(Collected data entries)
────────────────────
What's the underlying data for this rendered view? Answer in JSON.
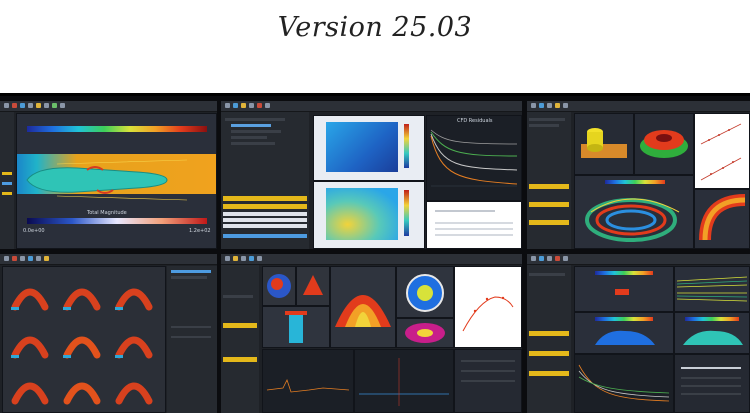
{
  "header": {
    "title": "Version 25.03"
  },
  "panel1": {
    "colorbar_title": "Total Magnitude",
    "left_tick": "0.0e+00",
    "right_tick": "1.2e+02"
  },
  "panel2": {
    "chart_title": "CFD Residuals"
  },
  "colors": {
    "app_bg": "#1e2126",
    "toolbar": "#2c3037",
    "highlight": "#e4b81a",
    "plot_bg": "#ffffff"
  }
}
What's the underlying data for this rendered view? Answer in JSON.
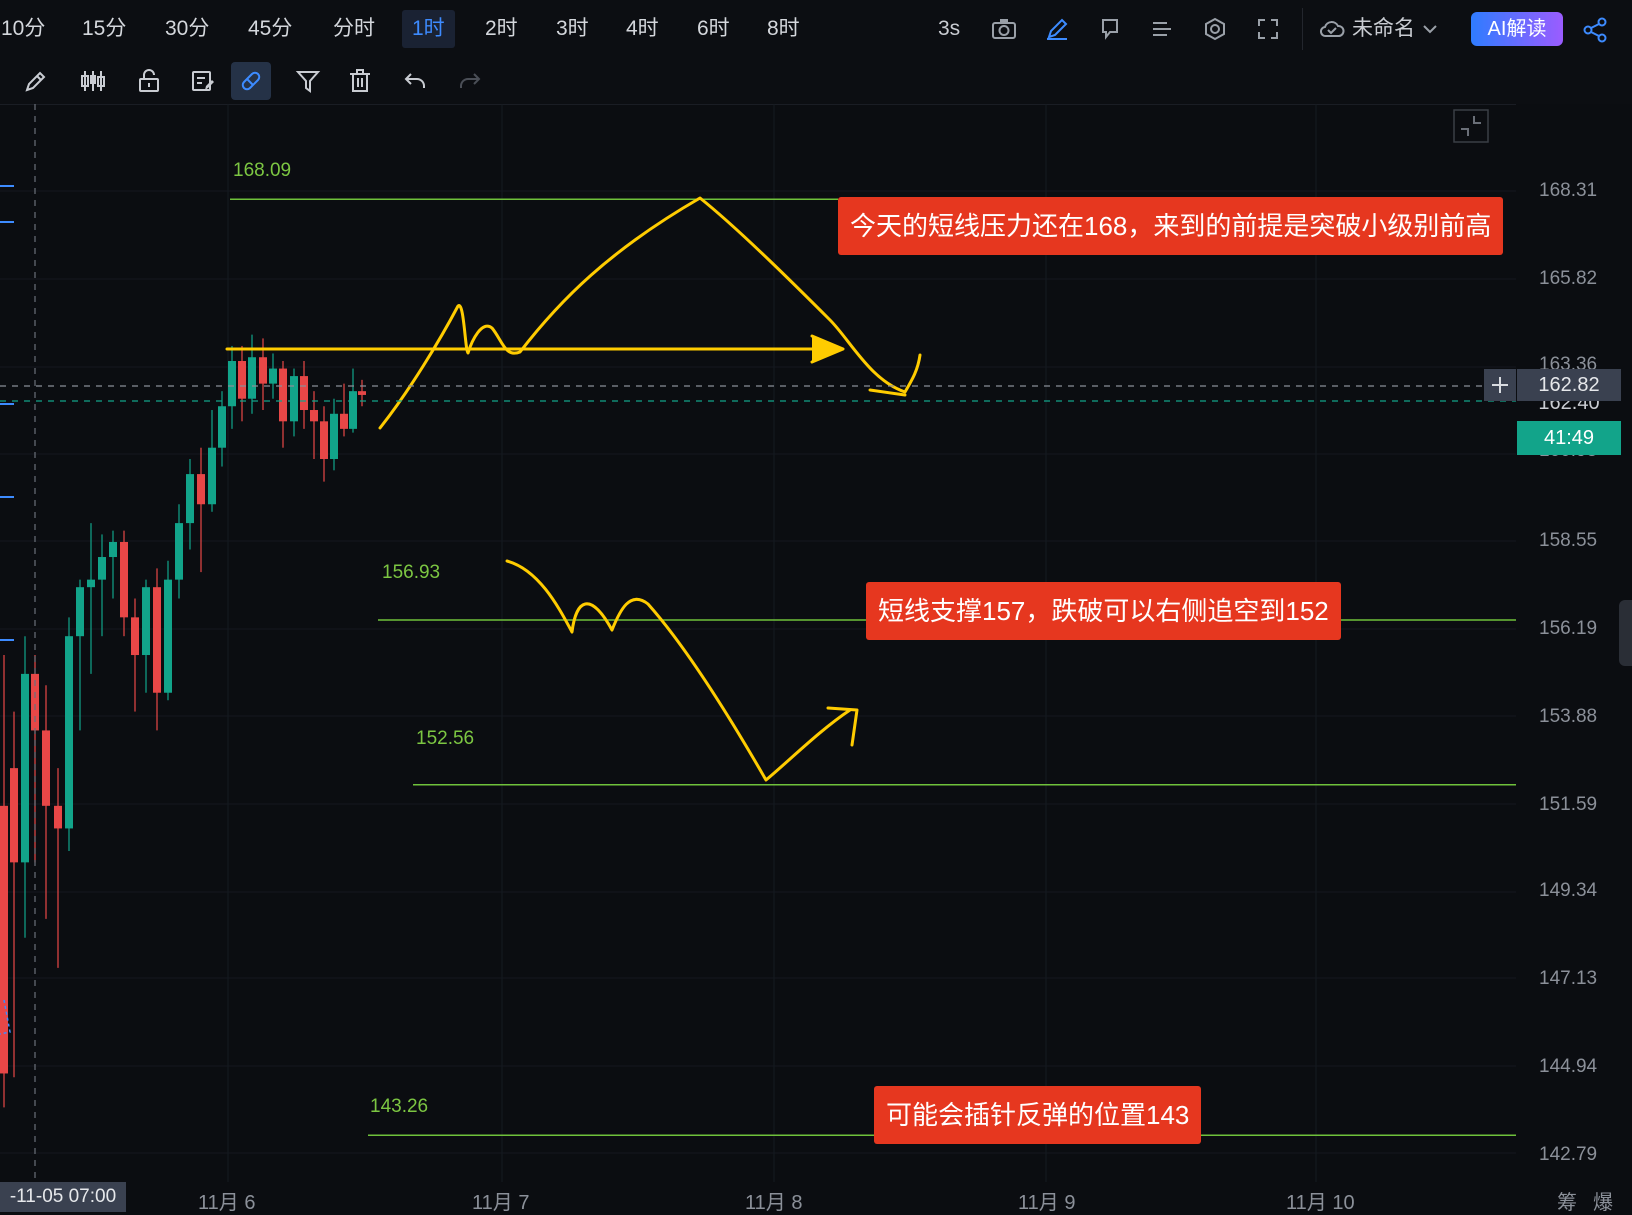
{
  "toolbar": {
    "timeframes": [
      "10分",
      "15分",
      "30分",
      "45分",
      "分时",
      "1时",
      "2时",
      "3时",
      "4时",
      "6时",
      "8时"
    ],
    "active_index": 5,
    "interval": "3s",
    "layout_name": "未命名",
    "ai_label": "AI解读"
  },
  "chart": {
    "price_levels": [
      "168.31",
      "165.82",
      "163.36",
      "162.82",
      "160.93",
      "158.55",
      "156.19",
      "153.88",
      "151.59",
      "149.34",
      "147.13",
      "144.94",
      "142.79"
    ],
    "current_price": "162.82",
    "countdown": "41:49",
    "partial_price_above": "162.40",
    "x_labels": [
      "-11-05 07:00",
      "11月 6",
      "11月 7",
      "11月 8",
      "11月 9",
      "11月 10"
    ],
    "corner_labels": [
      "筹",
      "爆"
    ],
    "lines": {
      "l1": "168.09",
      "l2": "156.93",
      "l3": "152.56",
      "l4": "143.26"
    },
    "notes": {
      "n1": "今天的短线压力还在168，来到的前提是突破小级别前高",
      "n2": "短线支撑157，跌破可以右侧追空到152",
      "n3": "可能会插针反弹的位置143"
    }
  },
  "colors": {
    "up": "#12a48a",
    "down": "#e84747",
    "annotation": "#ffcc00",
    "level": "#6fc13b",
    "note_bg": "#e6371f",
    "accent": "#3d8bff"
  }
}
────────────────────
TASK:
Quote every line of the records above exactly; no picture is to be copied.

TASK OUTPUT:
What's the underlying data for this rendered view? Answer in JSON.
{
  "header": {
    "title": "Version 25.03"
  },
  "panel1": {
    "colorbar_title": "Total Magnitude",
    "left_tick": "0.0e+00",
    "right_tick": "1.2e+02"
  },
  "panel2": {
    "chart_title": "CFD Residuals"
  },
  "colors": {
    "app_bg": "#1e2126",
    "toolbar": "#2c3037",
    "highlight": "#e4b81a",
    "plot_bg": "#ffffff"
  }
}
What's the underlying data for this rendered view? Answer in JSON.
{
  "toolbar": {
    "timeframes": [
      "10分",
      "15分",
      "30分",
      "45分",
      "分时",
      "1时",
      "2时",
      "3时",
      "4时",
      "6时",
      "8时"
    ],
    "active_index": 5,
    "interval": "3s",
    "layout_name": "未命名",
    "ai_label": "AI解读"
  },
  "chart": {
    "price_levels": [
      "168.31",
      "165.82",
      "163.36",
      "162.82",
      "160.93",
      "158.55",
      "156.19",
      "153.88",
      "151.59",
      "149.34",
      "147.13",
      "144.94",
      "142.79"
    ],
    "current_price": "162.82",
    "countdown": "41:49",
    "partial_price_above": "162.40",
    "x_labels": [
      "-11-05 07:00",
      "11月 6",
      "11月 7",
      "11月 8",
      "11月 9",
      "11月 10"
    ],
    "corner_labels": [
      "筹",
      "爆"
    ],
    "lines": {
      "l1": "168.09",
      "l2": "156.93",
      "l3": "152.56",
      "l4": "143.26"
    },
    "notes": {
      "n1": "今天的短线压力还在168，来到的前提是突破小级别前高",
      "n2": "短线支撑157，跌破可以右侧追空到152",
      "n3": "可能会插针反弹的位置143"
    }
  },
  "colors": {
    "up": "#12a48a",
    "down": "#e84747",
    "annotation": "#ffcc00",
    "level": "#6fc13b",
    "note_bg": "#e6371f",
    "accent": "#3d8bff"
  }
}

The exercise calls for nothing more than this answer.